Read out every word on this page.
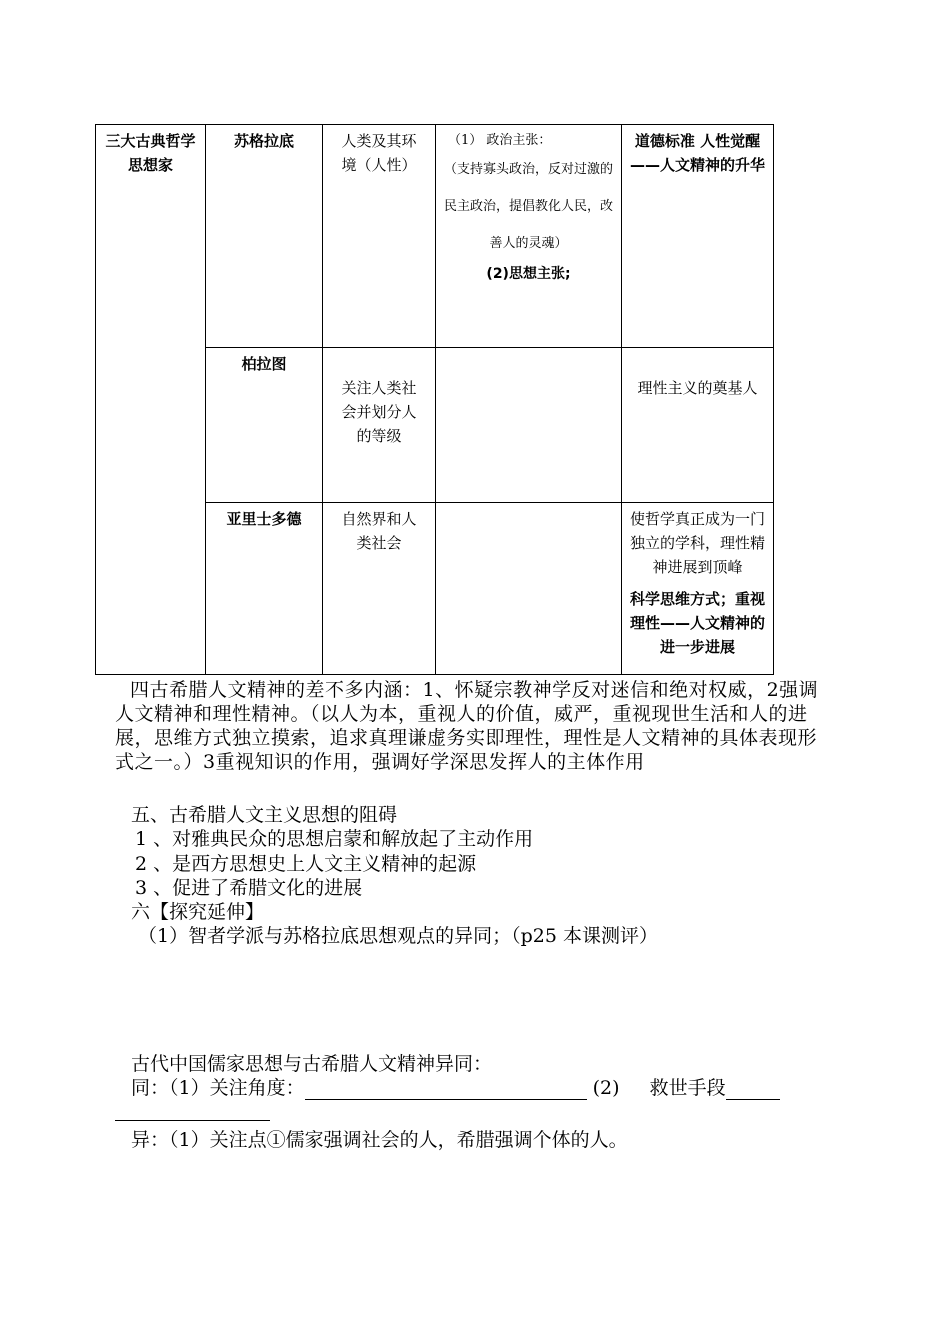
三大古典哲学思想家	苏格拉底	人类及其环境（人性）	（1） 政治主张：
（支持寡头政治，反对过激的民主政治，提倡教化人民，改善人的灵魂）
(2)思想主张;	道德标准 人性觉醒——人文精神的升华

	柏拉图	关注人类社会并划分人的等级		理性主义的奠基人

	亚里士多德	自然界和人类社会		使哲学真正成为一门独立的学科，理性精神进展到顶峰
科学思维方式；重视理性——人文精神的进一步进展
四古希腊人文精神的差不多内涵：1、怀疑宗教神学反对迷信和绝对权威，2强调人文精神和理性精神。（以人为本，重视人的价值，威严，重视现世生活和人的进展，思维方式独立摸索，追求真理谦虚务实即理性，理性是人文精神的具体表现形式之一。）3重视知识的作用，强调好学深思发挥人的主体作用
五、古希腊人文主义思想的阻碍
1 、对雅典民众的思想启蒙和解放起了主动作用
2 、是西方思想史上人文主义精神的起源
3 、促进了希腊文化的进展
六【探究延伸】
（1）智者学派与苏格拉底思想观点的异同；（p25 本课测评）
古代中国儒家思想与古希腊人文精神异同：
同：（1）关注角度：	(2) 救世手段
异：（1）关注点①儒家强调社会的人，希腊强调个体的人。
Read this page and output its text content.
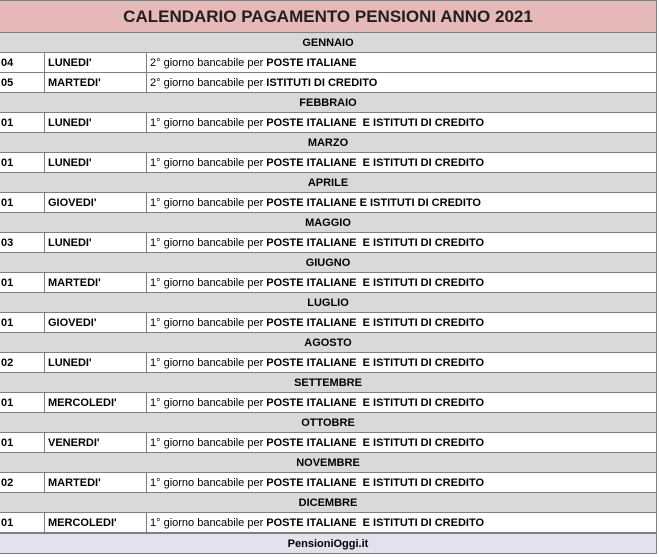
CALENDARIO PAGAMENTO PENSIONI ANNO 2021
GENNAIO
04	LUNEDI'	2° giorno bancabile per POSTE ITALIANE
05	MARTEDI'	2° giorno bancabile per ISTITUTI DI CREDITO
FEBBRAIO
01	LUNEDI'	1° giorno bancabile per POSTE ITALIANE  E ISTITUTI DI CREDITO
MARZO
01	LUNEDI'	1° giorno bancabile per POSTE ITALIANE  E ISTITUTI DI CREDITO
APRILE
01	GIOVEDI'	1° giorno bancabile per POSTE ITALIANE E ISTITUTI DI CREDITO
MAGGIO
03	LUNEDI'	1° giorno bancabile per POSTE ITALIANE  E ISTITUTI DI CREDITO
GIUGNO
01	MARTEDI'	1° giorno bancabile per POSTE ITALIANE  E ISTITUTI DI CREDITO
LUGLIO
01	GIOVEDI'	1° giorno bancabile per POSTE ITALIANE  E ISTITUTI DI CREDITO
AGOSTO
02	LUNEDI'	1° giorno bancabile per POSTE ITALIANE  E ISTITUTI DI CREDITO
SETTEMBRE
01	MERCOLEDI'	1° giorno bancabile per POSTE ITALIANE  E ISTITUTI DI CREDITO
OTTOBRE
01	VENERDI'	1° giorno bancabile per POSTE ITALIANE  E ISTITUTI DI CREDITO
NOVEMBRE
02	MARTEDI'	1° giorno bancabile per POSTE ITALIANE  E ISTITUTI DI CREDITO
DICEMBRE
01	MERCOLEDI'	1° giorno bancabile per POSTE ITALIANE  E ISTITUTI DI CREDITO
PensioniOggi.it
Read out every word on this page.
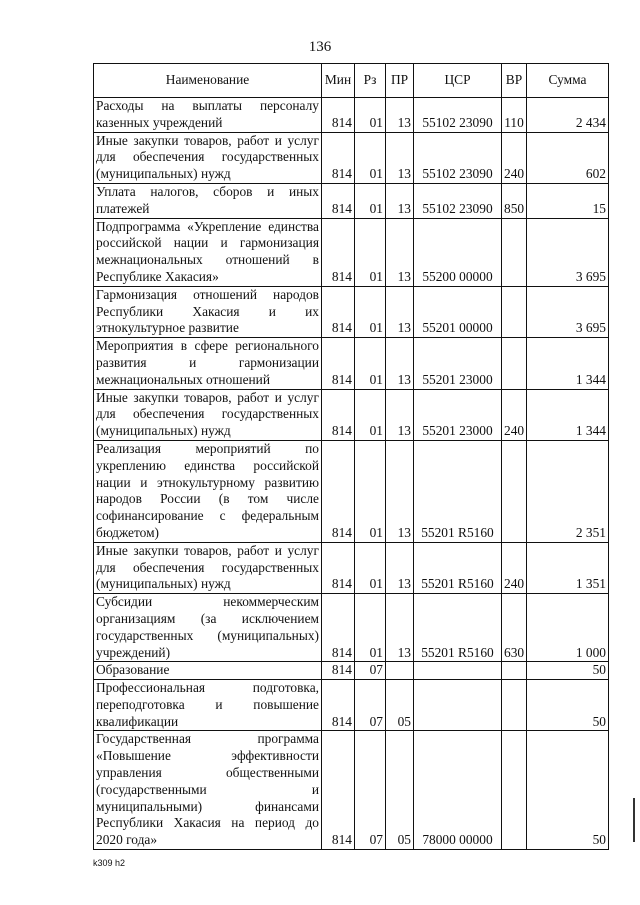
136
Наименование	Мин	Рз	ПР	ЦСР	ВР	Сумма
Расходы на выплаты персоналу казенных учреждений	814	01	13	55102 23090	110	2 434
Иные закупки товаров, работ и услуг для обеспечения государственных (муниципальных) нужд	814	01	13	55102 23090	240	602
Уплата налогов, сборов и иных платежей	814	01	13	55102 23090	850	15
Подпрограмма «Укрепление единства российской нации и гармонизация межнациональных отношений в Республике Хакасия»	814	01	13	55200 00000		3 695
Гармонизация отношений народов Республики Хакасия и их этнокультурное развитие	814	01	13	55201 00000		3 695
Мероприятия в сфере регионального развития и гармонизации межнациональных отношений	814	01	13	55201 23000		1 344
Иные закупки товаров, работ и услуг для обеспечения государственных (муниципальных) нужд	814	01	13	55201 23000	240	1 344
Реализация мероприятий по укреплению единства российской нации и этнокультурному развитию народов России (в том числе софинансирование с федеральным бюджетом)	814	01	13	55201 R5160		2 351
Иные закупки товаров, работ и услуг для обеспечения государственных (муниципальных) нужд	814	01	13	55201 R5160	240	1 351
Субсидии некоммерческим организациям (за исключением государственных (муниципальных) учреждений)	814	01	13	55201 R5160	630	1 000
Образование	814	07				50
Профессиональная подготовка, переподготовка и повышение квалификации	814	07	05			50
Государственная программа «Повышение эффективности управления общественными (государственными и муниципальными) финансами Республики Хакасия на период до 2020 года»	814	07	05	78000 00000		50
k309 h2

================================

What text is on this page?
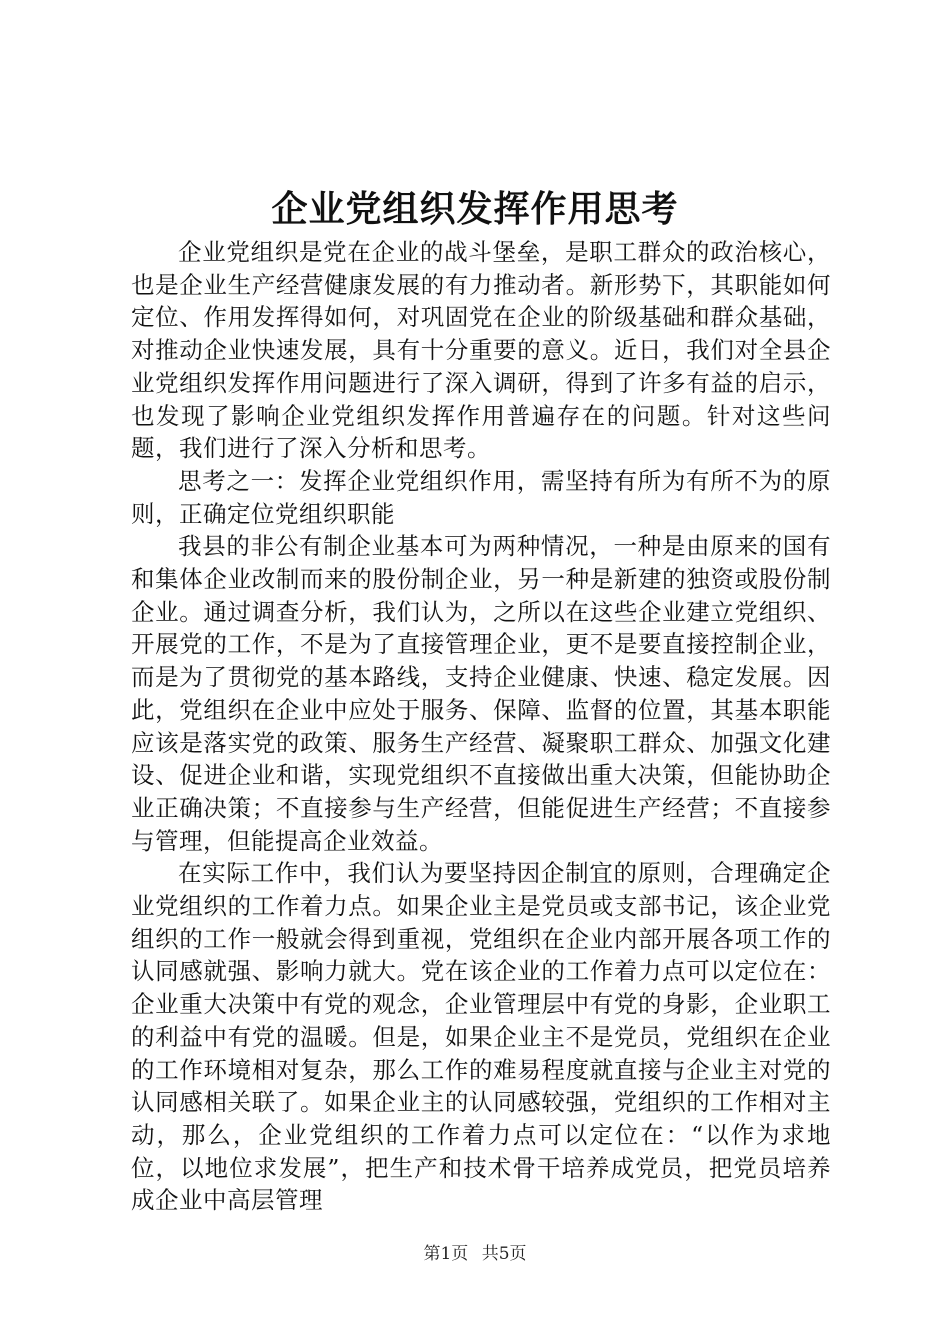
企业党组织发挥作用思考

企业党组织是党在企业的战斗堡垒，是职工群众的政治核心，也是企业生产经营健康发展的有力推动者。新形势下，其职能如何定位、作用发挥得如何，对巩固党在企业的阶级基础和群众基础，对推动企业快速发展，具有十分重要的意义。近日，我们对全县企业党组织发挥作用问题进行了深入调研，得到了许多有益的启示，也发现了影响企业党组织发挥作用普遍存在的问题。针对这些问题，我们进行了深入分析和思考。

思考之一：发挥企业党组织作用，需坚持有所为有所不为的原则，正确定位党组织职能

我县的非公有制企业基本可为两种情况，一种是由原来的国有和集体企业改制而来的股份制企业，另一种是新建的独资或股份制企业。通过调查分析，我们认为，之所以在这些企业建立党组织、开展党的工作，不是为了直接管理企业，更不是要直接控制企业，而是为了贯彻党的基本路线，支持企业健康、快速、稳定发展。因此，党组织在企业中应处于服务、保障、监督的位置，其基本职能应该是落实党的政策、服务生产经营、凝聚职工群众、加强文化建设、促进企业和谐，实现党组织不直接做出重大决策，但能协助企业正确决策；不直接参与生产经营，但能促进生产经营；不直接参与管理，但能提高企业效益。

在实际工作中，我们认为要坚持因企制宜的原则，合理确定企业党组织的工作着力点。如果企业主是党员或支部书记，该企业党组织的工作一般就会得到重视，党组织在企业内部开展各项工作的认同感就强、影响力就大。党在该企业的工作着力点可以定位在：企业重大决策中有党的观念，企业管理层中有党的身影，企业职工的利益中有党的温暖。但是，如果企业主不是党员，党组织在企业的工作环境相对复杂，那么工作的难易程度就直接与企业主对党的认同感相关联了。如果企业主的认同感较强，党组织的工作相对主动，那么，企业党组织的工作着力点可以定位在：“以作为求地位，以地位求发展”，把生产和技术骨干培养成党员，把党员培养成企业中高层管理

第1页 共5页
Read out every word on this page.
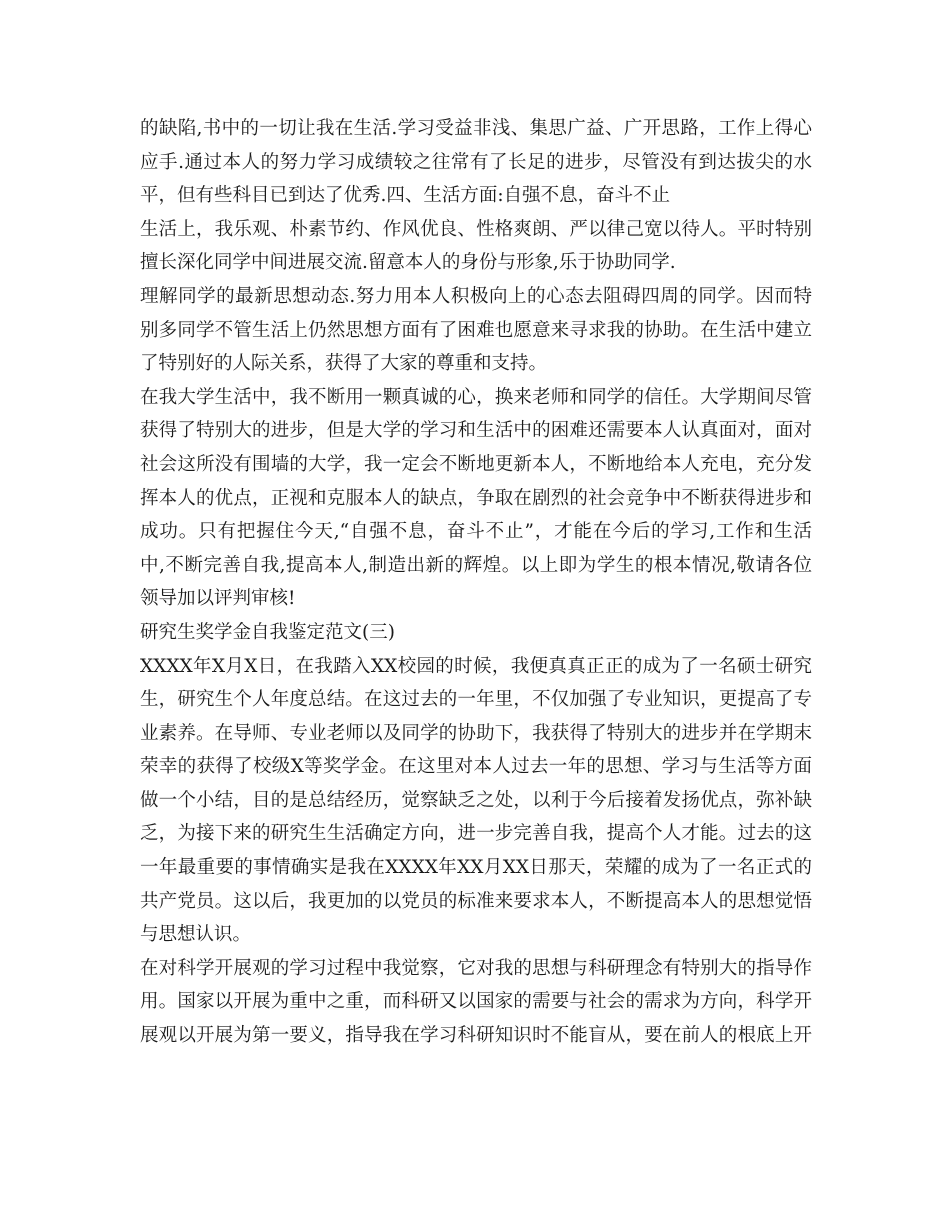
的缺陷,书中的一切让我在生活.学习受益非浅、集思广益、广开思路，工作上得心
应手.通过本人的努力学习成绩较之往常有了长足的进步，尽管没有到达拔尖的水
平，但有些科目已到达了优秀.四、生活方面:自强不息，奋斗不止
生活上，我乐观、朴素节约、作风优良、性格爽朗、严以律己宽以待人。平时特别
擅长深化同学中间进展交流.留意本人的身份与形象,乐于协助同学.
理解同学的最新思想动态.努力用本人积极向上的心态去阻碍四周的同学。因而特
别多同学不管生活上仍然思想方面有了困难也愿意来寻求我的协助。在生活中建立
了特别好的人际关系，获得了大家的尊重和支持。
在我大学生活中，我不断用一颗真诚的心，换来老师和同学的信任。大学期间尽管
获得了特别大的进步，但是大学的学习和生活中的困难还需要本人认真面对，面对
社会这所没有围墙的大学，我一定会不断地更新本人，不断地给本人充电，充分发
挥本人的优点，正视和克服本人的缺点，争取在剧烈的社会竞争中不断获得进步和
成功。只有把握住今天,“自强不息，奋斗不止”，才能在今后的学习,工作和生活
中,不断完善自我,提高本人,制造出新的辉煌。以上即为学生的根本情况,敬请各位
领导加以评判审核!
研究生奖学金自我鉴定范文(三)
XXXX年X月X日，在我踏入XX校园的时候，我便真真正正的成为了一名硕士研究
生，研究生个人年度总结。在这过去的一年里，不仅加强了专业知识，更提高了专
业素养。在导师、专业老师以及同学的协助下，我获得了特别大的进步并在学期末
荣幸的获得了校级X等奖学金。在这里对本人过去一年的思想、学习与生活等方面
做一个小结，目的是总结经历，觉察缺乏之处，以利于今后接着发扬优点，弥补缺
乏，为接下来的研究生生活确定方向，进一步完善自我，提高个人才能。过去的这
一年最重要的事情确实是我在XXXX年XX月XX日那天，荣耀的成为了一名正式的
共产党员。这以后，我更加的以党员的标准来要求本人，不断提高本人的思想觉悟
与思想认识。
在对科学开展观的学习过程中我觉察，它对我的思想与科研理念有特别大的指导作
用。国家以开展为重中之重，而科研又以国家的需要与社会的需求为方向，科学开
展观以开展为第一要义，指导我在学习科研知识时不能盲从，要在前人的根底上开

================================

» **Directive**
Find and copy each line above that includes the string "Республики".

» **Reply to the exercise**
Гармонизация отношений народов Республики Хакасия и их этнокультурное развитие	814	01	13	55201 00000		3 695
Государственная программа «Повышение эффективности управления общественными (государственными и муниципальными) финансами Республики Хакасия на период до 2020 года»	814	07	05	78000 00000		50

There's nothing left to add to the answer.